# START OF ENTRIES

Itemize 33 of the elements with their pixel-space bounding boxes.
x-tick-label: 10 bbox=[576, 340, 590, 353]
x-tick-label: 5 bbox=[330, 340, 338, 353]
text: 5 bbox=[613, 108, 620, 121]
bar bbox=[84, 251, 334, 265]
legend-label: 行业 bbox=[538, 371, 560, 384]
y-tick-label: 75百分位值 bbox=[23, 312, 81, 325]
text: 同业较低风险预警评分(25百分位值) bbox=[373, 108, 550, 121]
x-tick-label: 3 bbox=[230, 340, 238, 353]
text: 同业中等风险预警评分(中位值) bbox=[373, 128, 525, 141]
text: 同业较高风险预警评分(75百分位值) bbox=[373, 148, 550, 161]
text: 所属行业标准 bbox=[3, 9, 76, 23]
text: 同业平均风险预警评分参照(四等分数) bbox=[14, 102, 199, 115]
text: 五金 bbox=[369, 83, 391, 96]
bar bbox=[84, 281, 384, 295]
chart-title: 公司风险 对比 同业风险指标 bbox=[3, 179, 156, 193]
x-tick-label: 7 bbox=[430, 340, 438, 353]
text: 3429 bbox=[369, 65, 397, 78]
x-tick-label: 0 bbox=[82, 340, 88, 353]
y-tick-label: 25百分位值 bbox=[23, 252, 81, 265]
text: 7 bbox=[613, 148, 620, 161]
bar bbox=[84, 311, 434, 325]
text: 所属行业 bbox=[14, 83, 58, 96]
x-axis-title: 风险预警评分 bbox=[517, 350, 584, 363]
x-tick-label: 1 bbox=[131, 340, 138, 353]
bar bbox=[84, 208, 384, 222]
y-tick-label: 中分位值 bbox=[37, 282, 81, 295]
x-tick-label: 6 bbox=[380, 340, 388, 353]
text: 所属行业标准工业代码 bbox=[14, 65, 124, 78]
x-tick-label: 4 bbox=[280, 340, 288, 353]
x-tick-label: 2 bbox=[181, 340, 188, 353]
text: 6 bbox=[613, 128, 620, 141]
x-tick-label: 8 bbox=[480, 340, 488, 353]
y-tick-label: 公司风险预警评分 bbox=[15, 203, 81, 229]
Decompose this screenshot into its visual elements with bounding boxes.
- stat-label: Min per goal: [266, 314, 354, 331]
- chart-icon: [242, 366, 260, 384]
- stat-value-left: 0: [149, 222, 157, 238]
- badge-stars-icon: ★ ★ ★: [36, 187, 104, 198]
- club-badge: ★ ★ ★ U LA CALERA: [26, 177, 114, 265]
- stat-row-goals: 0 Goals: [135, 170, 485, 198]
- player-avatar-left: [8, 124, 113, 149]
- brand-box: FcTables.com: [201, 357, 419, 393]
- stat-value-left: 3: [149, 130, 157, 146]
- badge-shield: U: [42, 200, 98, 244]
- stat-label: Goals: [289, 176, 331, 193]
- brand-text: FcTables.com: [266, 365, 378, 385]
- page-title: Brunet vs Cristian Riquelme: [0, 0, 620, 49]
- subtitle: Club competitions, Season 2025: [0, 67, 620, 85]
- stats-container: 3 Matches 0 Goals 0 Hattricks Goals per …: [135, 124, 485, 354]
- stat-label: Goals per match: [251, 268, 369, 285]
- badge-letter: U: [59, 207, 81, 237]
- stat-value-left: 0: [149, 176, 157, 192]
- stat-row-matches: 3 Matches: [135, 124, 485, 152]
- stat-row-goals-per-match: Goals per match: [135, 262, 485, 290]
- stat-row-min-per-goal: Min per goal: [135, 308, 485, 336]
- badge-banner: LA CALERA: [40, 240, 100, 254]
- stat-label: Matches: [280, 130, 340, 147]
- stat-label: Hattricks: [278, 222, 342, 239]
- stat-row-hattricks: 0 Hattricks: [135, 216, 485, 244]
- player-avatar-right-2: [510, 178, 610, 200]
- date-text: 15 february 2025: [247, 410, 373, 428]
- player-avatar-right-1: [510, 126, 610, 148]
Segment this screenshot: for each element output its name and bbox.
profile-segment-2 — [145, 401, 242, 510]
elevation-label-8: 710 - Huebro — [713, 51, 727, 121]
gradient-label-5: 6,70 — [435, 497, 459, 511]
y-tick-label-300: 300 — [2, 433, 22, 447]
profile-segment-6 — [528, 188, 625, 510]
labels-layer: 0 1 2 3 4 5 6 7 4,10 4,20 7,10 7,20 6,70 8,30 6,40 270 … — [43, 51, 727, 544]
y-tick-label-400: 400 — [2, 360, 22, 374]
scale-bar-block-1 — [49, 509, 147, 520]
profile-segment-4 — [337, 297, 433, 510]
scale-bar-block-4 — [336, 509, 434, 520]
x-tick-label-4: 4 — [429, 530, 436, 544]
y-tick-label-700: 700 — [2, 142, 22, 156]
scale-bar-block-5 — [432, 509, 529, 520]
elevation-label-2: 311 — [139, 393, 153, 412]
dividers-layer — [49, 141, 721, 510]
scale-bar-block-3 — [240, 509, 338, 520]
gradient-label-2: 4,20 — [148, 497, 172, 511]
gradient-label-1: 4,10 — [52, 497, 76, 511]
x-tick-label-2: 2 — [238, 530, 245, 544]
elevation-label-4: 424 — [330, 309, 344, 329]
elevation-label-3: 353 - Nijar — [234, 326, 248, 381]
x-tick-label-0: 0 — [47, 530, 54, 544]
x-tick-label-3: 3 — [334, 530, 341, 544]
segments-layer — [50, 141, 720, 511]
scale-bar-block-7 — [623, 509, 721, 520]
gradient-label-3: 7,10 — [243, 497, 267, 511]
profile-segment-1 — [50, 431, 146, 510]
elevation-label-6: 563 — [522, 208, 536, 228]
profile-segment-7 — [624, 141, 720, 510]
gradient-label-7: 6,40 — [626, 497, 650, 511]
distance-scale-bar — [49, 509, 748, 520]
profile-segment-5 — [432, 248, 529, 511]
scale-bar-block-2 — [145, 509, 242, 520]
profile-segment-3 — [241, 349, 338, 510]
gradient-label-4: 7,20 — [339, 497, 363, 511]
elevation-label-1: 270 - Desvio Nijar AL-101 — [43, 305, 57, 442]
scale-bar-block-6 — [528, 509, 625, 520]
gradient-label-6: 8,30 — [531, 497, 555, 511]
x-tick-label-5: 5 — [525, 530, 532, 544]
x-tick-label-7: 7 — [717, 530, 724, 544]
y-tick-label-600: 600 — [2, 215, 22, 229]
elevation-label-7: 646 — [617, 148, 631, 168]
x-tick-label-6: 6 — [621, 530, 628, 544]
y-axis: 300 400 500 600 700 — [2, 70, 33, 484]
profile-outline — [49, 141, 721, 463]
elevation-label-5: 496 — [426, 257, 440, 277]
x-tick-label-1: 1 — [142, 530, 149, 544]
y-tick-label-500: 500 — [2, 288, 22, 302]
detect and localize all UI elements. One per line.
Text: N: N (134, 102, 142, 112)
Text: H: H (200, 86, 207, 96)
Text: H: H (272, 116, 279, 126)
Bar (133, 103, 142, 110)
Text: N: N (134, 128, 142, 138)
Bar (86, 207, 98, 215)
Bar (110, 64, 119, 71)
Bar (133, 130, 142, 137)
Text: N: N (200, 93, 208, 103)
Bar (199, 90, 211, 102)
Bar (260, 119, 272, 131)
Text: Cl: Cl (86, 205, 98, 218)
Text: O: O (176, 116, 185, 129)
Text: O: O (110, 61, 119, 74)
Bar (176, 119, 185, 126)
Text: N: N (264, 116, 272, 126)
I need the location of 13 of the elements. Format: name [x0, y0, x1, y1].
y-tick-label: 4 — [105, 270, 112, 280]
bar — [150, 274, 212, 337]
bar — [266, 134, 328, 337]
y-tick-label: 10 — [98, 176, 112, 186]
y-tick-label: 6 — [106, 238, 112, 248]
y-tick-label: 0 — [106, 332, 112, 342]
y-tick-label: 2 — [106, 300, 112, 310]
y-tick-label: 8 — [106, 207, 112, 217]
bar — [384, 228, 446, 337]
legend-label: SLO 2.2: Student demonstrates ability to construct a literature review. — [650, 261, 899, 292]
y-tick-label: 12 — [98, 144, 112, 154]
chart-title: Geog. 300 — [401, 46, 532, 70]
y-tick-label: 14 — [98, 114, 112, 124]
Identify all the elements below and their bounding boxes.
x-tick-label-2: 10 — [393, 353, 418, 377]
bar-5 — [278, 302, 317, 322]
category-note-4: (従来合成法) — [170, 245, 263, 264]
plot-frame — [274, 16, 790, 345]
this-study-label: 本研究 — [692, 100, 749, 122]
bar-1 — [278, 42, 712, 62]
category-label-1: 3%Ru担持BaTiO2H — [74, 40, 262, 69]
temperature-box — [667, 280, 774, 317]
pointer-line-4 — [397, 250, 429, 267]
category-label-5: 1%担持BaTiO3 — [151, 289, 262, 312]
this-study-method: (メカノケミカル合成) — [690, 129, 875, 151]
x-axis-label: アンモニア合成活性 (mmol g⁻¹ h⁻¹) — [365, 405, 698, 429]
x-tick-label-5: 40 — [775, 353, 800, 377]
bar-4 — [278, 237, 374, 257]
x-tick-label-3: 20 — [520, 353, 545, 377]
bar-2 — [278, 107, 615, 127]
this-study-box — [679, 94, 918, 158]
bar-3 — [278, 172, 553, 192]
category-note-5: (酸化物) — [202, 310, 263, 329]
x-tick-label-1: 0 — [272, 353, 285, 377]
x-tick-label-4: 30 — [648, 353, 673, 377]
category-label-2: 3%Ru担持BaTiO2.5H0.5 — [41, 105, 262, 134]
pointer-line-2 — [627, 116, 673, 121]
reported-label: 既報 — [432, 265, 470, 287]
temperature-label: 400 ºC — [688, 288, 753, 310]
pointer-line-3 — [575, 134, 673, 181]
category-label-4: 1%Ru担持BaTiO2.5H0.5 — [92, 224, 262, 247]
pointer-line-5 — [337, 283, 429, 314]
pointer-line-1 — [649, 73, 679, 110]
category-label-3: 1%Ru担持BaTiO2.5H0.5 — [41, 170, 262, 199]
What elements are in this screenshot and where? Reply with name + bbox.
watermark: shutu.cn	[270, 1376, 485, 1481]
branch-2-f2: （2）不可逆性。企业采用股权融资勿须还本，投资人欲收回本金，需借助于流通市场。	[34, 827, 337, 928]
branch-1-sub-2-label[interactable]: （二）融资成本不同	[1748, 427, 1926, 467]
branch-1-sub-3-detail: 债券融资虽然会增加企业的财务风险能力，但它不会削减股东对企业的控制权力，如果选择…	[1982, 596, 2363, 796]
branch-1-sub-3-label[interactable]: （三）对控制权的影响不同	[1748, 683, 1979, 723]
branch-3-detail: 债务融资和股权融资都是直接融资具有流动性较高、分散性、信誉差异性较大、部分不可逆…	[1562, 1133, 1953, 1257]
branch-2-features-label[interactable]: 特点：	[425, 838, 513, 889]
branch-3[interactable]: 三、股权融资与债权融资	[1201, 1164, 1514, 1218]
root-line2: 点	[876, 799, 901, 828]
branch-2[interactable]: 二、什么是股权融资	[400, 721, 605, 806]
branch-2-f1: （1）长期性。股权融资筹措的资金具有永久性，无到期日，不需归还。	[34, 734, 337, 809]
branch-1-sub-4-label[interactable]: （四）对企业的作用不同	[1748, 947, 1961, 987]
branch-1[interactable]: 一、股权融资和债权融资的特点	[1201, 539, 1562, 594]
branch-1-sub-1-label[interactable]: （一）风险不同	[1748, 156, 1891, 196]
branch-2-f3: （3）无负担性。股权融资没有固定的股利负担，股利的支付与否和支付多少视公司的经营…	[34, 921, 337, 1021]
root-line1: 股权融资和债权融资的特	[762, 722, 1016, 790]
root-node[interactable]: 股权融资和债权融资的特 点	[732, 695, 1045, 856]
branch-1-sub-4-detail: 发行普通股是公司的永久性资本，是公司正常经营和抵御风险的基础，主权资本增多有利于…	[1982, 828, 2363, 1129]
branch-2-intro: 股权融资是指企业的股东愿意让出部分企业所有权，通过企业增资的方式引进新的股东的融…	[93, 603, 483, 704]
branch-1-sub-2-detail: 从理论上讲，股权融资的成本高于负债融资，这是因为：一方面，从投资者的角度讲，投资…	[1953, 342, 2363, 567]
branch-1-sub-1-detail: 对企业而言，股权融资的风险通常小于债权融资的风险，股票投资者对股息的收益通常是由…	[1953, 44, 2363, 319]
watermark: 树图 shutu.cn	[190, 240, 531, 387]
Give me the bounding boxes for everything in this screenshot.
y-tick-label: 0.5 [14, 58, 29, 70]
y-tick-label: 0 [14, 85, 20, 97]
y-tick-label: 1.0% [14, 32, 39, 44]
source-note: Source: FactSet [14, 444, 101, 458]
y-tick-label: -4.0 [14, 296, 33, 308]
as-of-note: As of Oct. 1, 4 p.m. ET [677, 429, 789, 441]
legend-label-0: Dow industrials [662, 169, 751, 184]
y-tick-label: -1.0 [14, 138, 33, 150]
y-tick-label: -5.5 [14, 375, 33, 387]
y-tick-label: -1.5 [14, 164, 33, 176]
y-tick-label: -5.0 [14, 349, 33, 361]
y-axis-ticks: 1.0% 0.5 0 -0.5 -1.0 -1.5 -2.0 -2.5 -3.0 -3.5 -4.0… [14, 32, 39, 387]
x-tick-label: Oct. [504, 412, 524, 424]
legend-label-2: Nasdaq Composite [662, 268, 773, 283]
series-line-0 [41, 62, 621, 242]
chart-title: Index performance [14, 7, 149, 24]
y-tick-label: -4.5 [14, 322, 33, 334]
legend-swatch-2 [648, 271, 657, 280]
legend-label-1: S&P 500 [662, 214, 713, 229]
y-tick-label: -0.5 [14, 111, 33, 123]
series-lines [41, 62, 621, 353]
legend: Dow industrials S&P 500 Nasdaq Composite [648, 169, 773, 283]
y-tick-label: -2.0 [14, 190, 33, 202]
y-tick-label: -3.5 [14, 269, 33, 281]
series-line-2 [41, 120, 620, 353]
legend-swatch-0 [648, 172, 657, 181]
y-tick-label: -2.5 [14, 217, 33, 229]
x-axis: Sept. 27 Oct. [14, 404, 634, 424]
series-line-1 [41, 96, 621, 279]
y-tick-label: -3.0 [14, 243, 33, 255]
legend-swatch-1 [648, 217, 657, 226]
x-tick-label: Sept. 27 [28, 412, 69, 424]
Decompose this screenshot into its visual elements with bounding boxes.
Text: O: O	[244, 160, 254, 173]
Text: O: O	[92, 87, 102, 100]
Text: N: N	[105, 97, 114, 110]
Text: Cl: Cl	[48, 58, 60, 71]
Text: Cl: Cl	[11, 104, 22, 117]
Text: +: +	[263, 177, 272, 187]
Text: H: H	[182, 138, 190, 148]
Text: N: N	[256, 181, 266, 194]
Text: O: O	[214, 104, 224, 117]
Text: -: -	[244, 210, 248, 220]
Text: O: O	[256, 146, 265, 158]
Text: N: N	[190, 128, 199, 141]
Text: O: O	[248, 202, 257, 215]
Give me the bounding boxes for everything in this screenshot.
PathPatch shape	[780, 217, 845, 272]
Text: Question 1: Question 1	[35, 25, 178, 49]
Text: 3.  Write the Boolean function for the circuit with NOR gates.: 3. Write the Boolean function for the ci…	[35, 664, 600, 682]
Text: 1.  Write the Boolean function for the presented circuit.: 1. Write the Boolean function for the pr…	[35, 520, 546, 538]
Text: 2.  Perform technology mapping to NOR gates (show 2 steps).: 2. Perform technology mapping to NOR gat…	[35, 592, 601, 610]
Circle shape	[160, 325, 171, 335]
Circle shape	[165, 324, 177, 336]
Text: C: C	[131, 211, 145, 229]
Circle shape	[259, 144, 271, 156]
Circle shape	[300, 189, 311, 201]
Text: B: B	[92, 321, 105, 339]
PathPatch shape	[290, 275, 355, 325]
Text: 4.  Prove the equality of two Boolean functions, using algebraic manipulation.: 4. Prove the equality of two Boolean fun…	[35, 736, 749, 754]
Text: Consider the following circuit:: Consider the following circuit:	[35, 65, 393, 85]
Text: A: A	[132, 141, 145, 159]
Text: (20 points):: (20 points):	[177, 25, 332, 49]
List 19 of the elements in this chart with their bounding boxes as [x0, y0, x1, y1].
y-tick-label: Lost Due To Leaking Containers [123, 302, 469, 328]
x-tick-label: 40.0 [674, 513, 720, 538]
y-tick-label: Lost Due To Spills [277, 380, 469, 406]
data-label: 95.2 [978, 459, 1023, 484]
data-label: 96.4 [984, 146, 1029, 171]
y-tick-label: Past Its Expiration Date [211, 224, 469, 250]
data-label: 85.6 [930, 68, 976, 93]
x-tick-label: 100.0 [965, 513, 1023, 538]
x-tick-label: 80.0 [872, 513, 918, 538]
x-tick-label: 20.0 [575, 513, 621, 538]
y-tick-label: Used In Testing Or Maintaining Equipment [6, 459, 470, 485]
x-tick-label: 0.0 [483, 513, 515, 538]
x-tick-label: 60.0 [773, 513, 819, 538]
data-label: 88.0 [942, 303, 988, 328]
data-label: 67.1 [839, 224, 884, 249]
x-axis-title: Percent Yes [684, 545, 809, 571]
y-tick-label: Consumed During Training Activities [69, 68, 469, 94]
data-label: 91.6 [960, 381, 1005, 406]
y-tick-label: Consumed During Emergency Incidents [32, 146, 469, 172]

# END OF ENTRIES

--- PROBLEM REQUIREMENTS ---
Reproduce verbatim the part of the records that opens with their first line and closes with the line containing "text: 同业较高风险预警评分(75百分位值) bbox=[373, 148, 550, 161]", with both of those lines included.

--- SOLUTION FOR THIS TASK ---
Itemize 33 of the elements with their pixel-space bounding boxes.
x-tick-label: 10 bbox=[576, 340, 590, 353]
x-tick-label: 5 bbox=[330, 340, 338, 353]
text: 5 bbox=[613, 108, 620, 121]
bar bbox=[84, 251, 334, 265]
legend-label: 行业 bbox=[538, 371, 560, 384]
y-tick-label: 75百分位值 bbox=[23, 312, 81, 325]
text: 同业较低风险预警评分(25百分位值) bbox=[373, 108, 550, 121]
x-tick-label: 3 bbox=[230, 340, 238, 353]
text: 同业中等风险预警评分(中位值) bbox=[373, 128, 525, 141]
text: 同业较高风险预警评分(75百分位值) bbox=[373, 148, 550, 161]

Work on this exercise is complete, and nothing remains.